(Excerpt from a dataset)
** Start **

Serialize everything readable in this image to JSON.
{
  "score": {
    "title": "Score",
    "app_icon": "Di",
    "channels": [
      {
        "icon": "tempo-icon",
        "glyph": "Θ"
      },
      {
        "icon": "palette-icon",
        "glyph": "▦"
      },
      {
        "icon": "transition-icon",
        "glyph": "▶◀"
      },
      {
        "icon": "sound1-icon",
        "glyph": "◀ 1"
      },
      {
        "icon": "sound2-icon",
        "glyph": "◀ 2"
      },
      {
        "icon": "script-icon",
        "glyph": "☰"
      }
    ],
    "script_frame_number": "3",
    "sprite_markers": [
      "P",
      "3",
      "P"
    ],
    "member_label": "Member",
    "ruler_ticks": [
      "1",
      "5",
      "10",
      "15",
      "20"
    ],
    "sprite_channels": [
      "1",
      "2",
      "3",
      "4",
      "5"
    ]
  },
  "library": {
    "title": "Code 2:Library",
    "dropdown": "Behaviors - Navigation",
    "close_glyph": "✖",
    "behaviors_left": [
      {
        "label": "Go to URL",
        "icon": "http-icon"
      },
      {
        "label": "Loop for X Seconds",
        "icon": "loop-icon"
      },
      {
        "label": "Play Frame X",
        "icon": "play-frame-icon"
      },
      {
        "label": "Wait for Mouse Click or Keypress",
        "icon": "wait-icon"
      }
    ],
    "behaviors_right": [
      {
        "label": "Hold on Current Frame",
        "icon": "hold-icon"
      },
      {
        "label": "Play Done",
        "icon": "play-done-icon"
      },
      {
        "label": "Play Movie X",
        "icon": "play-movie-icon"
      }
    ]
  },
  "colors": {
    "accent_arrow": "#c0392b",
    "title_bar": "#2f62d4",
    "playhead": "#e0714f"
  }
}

** End **

- Task directions
Copy out the full set of records precisely, leaving nothing out.

- Output of the exercise
Serialize everything readable in this image to JSON.
{
  "score": {
    "title": "Score",
    "app_icon": "Di",
    "channels": [
      {
        "icon": "tempo-icon",
        "glyph": "Θ"
      },
      {
        "icon": "palette-icon",
        "glyph": "▦"
      },
      {
        "icon": "transition-icon",
        "glyph": "▶◀"
      },
      {
        "icon": "sound1-icon",
        "glyph": "◀ 1"
      },
      {
        "icon": "sound2-icon",
        "glyph": "◀ 2"
      },
      {
        "icon": "script-icon",
        "glyph": "☰"
      }
    ],
    "script_frame_number": "3",
    "sprite_markers": [
      "P",
      "3",
      "P"
    ],
    "member_label": "Member",
    "ruler_ticks": [
      "1",
      "5",
      "10",
      "15",
      "20"
    ],
    "sprite_channels": [
      "1",
      "2",
      "3",
      "4",
      "5"
    ]
  },
  "library": {
    "title": "Code 2:Library",
    "dropdown": "Behaviors - Navigation",
    "close_glyph": "✖",
    "behaviors_left": [
      {
        "label": "Go to URL",
        "icon": "http-icon"
      },
      {
        "label": "Loop for X Seconds",
        "icon": "loop-icon"
      },
      {
        "label": "Play Frame X",
        "icon": "play-frame-icon"
      },
      {
        "label": "Wait for Mouse Click or Keypress",
        "icon": "wait-icon"
      }
    ],
    "behaviors_right": [
      {
        "label": "Hold on Current Frame",
        "icon": "hold-icon"
      },
      {
        "label": "Play Done",
        "icon": "play-done-icon"
      },
      {
        "label": "Play Movie X",
        "icon": "play-movie-icon"
      }
    ]
  },
  "colors": {
    "accent_arrow": "#c0392b",
    "title_bar": "#2f62d4",
    "playhead": "#e0714f"
  }
}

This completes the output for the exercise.